What you need to do — Show all lines holding the string "активы".

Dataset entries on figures
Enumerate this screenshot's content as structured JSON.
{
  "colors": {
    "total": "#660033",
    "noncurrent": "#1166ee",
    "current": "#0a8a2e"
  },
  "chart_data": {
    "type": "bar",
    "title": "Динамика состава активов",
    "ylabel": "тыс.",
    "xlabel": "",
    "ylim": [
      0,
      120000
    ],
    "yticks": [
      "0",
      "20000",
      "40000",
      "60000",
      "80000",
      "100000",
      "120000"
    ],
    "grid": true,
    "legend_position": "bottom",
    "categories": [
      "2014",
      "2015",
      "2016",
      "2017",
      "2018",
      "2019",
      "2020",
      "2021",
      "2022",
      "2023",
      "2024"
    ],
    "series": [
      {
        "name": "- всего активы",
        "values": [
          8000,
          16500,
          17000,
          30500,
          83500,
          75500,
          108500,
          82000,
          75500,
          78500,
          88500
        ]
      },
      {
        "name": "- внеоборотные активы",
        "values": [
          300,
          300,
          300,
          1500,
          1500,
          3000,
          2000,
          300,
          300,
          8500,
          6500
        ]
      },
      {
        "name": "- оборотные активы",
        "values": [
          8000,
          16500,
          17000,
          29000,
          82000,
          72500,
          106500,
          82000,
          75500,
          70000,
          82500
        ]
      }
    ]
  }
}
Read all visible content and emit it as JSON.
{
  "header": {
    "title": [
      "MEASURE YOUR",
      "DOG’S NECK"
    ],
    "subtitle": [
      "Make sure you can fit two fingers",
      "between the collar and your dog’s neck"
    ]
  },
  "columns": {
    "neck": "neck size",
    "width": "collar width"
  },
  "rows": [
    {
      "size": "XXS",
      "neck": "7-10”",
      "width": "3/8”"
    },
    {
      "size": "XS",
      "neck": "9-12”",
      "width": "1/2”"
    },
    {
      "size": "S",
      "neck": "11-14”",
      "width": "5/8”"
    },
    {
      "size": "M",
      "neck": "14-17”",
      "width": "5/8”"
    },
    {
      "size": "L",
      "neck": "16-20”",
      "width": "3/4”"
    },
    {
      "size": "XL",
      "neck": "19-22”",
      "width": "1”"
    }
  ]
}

Final result —
        "name": "- всего активы",
        "name": "- внеоборотные активы",
        "name": "- оборотные активы",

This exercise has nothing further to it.